Omit the pictures, then reproduce every remaining record exactly.

**Stored items from a collection:**
┄┄┄┄┄┄

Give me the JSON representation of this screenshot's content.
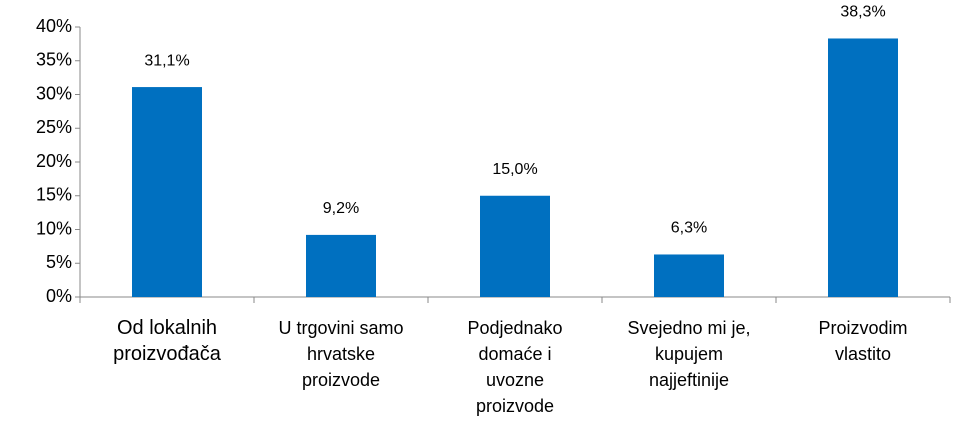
{
  "chart_data": {
    "type": "bar",
    "categories": [
      "Od lokalnih\nproizvođača",
      "U trgovini samo\nhrvatske\nproizvode",
      "Podjednako\ndomaće i\nuvozne\nproizvode",
      "Svejedno mi je,\nkupujem\nnajjeftinije",
      "Proizvodim\nvlastito"
    ],
    "values": [
      31.1,
      9.2,
      15.0,
      6.3,
      38.3
    ],
    "value_labels": [
      "31,1%",
      "9,2%",
      "15,0%",
      "6,3%",
      "38,3%"
    ],
    "color": "#0070c0",
    "ylim": [
      0,
      40
    ],
    "yticks": [
      {
        "value": 0,
        "label": "0%"
      },
      {
        "value": 5,
        "label": "5%"
      },
      {
        "value": 10,
        "label": "10%"
      },
      {
        "value": 15,
        "label": "15%"
      },
      {
        "value": 20,
        "label": "20%"
      },
      {
        "value": 25,
        "label": "25%"
      },
      {
        "value": 30,
        "label": "30%"
      },
      {
        "value": 35,
        "label": "35%"
      },
      {
        "value": 40,
        "label": "40%"
      }
    ],
    "grid": false
  }
}
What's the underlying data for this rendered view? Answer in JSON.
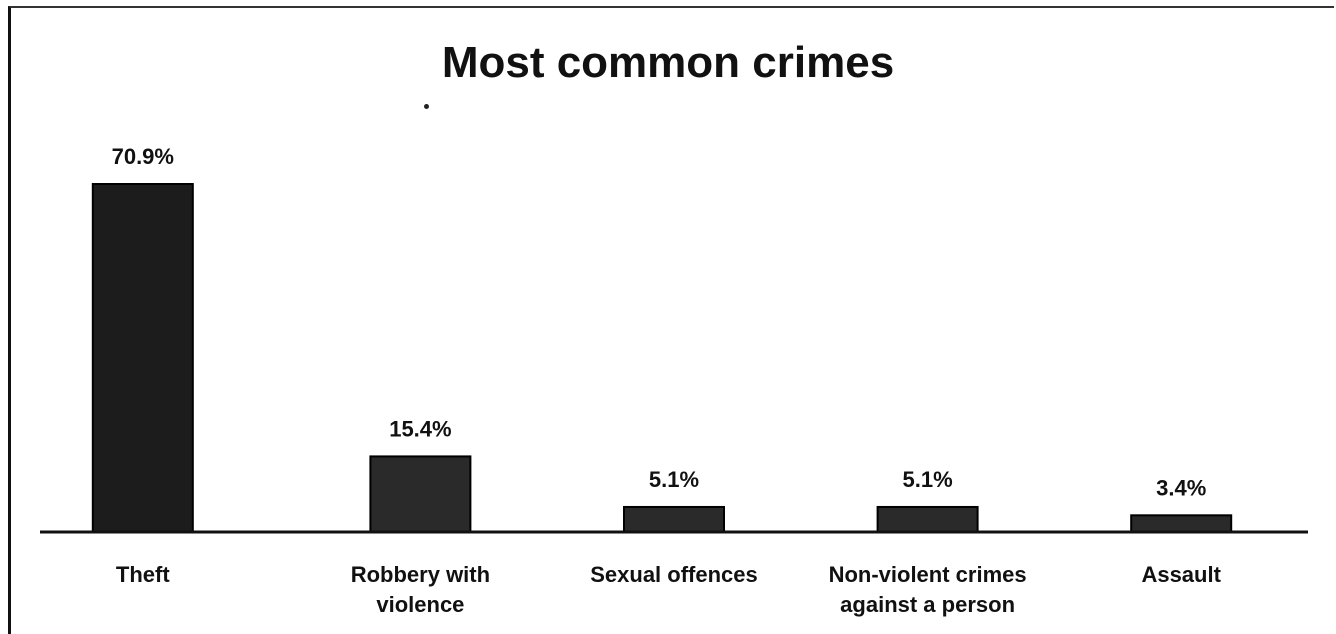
{
  "chart_data": {
    "type": "bar",
    "title": "Most common crimes",
    "categories": [
      [
        "Theft"
      ],
      [
        "Robbery with",
        "violence"
      ],
      [
        "Sexual offences"
      ],
      [
        "Non-violent crimes",
        "against a person"
      ],
      [
        "Assault"
      ]
    ],
    "values": [
      70.9,
      15.4,
      5.1,
      5.1,
      3.4
    ],
    "data_labels": [
      "70.9%",
      "15.4%",
      "5.1%",
      "5.1%",
      "3.4%"
    ],
    "ylim": [
      0,
      70.9
    ],
    "grid": false,
    "legend": "none",
    "colors": {
      "bar_dark": "#1c1c1c",
      "bar_mid": "#2a2a2a",
      "axis": "#111111",
      "text": "#111111"
    }
  }
}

┄┄┄┄┄┄

**The response:**
Give me the JSON representation of this screenshot's content.
{
  "chart_data": {
    "type": "bar",
    "categories": [
      "Od lokalnih\nproizvođača",
      "U trgovini samo\nhrvatske\nproizvode",
      "Podjednako\ndomaće i\nuvozne\nproizvode",
      "Svejedno mi je,\nkupujem\nnajjeftinije",
      "Proizvodim\nvlastito"
    ],
    "values": [
      31.1,
      9.2,
      15.0,
      6.3,
      38.3
    ],
    "value_labels": [
      "31,1%",
      "9,2%",
      "15,0%",
      "6,3%",
      "38,3%"
    ],
    "color": "#0070c0",
    "ylim": [
      0,
      40
    ],
    "yticks": [
      {
        "value": 0,
        "label": "0%"
      },
      {
        "value": 5,
        "label": "5%"
      },
      {
        "value": 10,
        "label": "10%"
      },
      {
        "value": 15,
        "label": "15%"
      },
      {
        "value": 20,
        "label": "20%"
      },
      {
        "value": 25,
        "label": "25%"
      },
      {
        "value": 30,
        "label": "30%"
      },
      {
        "value": 35,
        "label": "35%"
      },
      {
        "value": 40,
        "label": "40%"
      }
    ],
    "grid": false
  }
}
What's the underlying data for this rendered view? Answer in JSON.
{
  "chart_data": {
    "type": "bar",
    "title": "Most common crimes",
    "categories": [
      [
        "Theft"
      ],
      [
        "Robbery with",
        "violence"
      ],
      [
        "Sexual offences"
      ],
      [
        "Non-violent crimes",
        "against a person"
      ],
      [
        "Assault"
      ]
    ],
    "values": [
      70.9,
      15.4,
      5.1,
      5.1,
      3.4
    ],
    "data_labels": [
      "70.9%",
      "15.4%",
      "5.1%",
      "5.1%",
      "3.4%"
    ],
    "ylim": [
      0,
      70.9
    ],
    "grid": false,
    "legend": "none",
    "colors": {
      "bar_dark": "#1c1c1c",
      "bar_mid": "#2a2a2a",
      "axis": "#111111",
      "text": "#111111"
    }
  }
}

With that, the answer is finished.